[Layout dataset entries]
══════════════════════════════

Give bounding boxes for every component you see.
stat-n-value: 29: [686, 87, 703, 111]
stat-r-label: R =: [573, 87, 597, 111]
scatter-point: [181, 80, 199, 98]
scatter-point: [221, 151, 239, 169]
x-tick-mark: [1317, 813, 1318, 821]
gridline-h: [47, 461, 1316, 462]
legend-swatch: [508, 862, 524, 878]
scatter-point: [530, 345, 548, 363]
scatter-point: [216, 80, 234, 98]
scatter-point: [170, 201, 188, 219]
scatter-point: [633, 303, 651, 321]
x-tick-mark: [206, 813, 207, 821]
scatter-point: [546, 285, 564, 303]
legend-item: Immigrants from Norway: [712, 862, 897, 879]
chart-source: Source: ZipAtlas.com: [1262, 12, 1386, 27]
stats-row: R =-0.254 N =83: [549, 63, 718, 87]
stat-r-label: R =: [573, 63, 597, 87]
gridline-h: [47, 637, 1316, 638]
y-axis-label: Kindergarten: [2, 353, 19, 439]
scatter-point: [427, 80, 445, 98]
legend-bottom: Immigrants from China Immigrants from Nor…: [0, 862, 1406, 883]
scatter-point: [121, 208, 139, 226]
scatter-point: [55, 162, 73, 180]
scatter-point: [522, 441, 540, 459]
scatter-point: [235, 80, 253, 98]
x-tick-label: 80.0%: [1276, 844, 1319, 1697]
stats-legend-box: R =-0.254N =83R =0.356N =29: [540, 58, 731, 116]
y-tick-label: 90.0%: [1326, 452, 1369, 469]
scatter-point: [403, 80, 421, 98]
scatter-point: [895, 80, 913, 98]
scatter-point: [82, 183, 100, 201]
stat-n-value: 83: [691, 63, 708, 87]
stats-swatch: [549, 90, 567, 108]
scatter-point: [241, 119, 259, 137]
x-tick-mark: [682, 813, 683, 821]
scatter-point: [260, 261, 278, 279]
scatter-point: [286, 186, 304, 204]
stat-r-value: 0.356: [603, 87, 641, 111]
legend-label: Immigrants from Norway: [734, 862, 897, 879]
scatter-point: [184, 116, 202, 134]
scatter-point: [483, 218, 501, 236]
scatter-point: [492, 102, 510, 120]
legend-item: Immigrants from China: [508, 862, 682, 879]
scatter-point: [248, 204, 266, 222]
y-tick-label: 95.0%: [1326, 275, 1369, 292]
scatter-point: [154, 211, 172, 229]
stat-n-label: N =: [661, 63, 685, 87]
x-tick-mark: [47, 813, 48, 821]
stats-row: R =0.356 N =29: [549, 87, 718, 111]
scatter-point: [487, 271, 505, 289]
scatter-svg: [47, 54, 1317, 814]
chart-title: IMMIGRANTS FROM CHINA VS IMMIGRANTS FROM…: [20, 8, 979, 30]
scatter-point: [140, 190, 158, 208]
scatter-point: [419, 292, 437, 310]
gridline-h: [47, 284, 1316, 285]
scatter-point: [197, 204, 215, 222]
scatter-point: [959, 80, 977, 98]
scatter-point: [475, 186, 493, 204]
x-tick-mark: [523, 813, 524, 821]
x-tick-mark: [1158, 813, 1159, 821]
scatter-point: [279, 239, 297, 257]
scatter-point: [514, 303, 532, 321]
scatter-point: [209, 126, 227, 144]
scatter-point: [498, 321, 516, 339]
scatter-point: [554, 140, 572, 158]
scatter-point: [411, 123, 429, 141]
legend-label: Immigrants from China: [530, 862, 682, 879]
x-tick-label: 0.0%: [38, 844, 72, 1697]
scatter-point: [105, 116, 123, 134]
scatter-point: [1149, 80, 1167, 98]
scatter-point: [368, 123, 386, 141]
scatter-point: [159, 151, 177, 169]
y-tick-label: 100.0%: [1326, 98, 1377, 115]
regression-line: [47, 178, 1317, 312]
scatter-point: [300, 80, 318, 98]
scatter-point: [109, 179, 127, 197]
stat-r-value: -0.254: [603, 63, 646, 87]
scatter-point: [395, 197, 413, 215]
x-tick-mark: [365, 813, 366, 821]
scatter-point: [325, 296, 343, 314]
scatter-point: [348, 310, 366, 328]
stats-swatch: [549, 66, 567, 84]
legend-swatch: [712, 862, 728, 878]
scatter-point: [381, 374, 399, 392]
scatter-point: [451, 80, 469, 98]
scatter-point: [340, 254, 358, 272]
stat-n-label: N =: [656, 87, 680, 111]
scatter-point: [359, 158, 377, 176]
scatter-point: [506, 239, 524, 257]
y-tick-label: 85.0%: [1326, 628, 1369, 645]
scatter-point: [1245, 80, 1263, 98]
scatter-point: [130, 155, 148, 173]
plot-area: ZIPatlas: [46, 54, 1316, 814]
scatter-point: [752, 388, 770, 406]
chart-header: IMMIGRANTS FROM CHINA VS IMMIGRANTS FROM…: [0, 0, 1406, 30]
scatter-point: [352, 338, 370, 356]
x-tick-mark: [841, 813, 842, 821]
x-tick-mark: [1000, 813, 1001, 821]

══════════════════════════════

■ **THE EXERCISE**
Please report how many lines of the material above contain the string "Norway", counting only matches with the same capitalization. Give the number alone.

■ **RESULT OF THE TASK**
2